What is asked.
Print every entry word for word, but omit the pictures.

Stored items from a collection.

┄┄┄┄┄┄┄┄┄┄

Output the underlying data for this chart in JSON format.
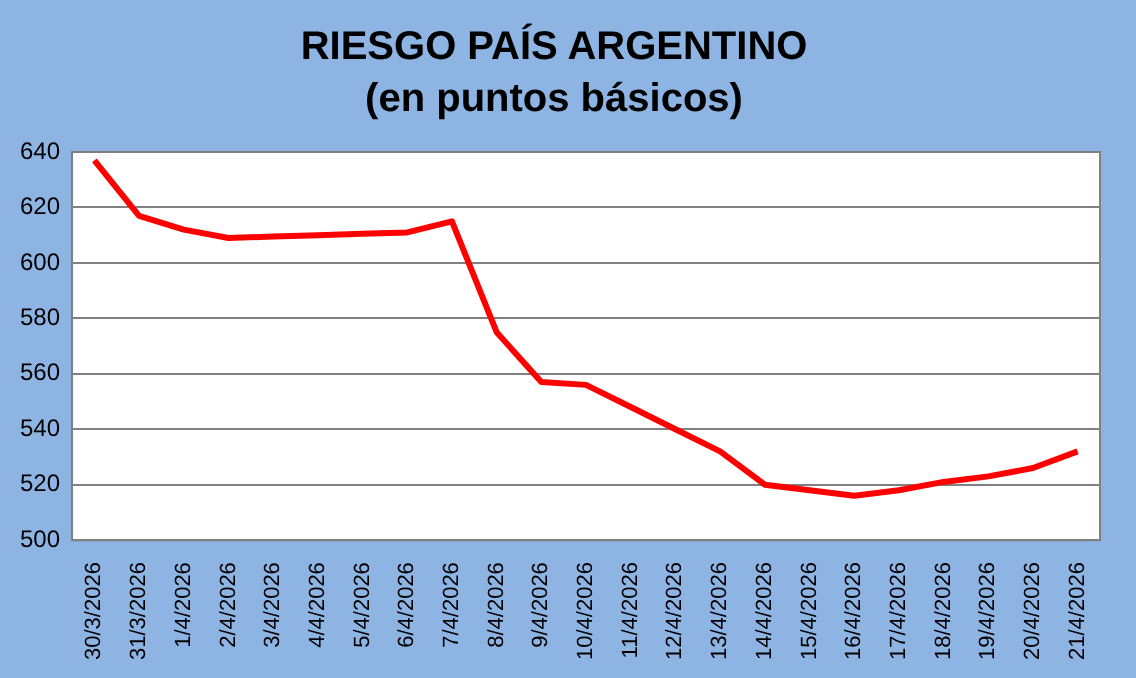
{
  "chart_data": {
    "type": "line",
    "title": "RIESGO PAÍS ARGENTINO",
    "subtitle": "(en puntos básicos)",
    "categories": [
      "30/3/2026",
      "31/3/2026",
      "1/4/2026",
      "2/4/2026",
      "3/4/2026",
      "4/4/2026",
      "5/4/2026",
      "6/4/2026",
      "7/4/2026",
      "8/4/2026",
      "9/4/2026",
      "10/4/2026",
      "11/4/2026",
      "12/4/2026",
      "13/4/2026",
      "14/4/2026",
      "15/4/2026",
      "16/4/2026",
      "17/4/2026",
      "18/4/2026",
      "19/4/2026",
      "20/4/2026",
      "21/4/2026"
    ],
    "series": [
      {
        "color": "#ff0000",
        "values": [
          637,
          617,
          612,
          609,
          609.5,
          610,
          610.5,
          611,
          615,
          575,
          557,
          556,
          548,
          540,
          532,
          520,
          518,
          516,
          518,
          521,
          523,
          526,
          532
        ]
      }
    ],
    "ylim": [
      500,
      640
    ],
    "yticks": [
      500,
      520,
      540,
      560,
      580,
      600,
      620,
      640
    ],
    "grid": "y",
    "legend": false,
    "marker": "none",
    "line_style": "solid"
  }
}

┄┄┄┄┄┄┄┄┄┄

Problem solution.
Output the underlying data for this chart in JSON format.
{
  "chart_data": {
    "type": "line",
    "title": "RIESGO PAÍS ARGENTINO",
    "subtitle": "(en puntos básicos)",
    "categories": [
      "30/3/2026",
      "31/3/2026",
      "1/4/2026",
      "2/4/2026",
      "3/4/2026",
      "4/4/2026",
      "5/4/2026",
      "6/4/2026",
      "7/4/2026",
      "8/4/2026",
      "9/4/2026",
      "10/4/2026",
      "11/4/2026",
      "12/4/2026",
      "13/4/2026",
      "14/4/2026",
      "15/4/2026",
      "16/4/2026",
      "17/4/2026",
      "18/4/2026",
      "19/4/2026",
      "20/4/2026",
      "21/4/2026"
    ],
    "series": [
      {
        "color": "#ff0000",
        "values": [
          637,
          617,
          612,
          609,
          609.5,
          610,
          610.5,
          611,
          615,
          575,
          557,
          556,
          548,
          540,
          532,
          520,
          518,
          516,
          518,
          521,
          523,
          526,
          532
        ]
      }
    ],
    "ylim": [
      500,
      640
    ],
    "yticks": [
      500,
      520,
      540,
      560,
      580,
      600,
      620,
      640
    ],
    "grid": "y",
    "legend": false,
    "marker": "none",
    "line_style": "solid"
  }
}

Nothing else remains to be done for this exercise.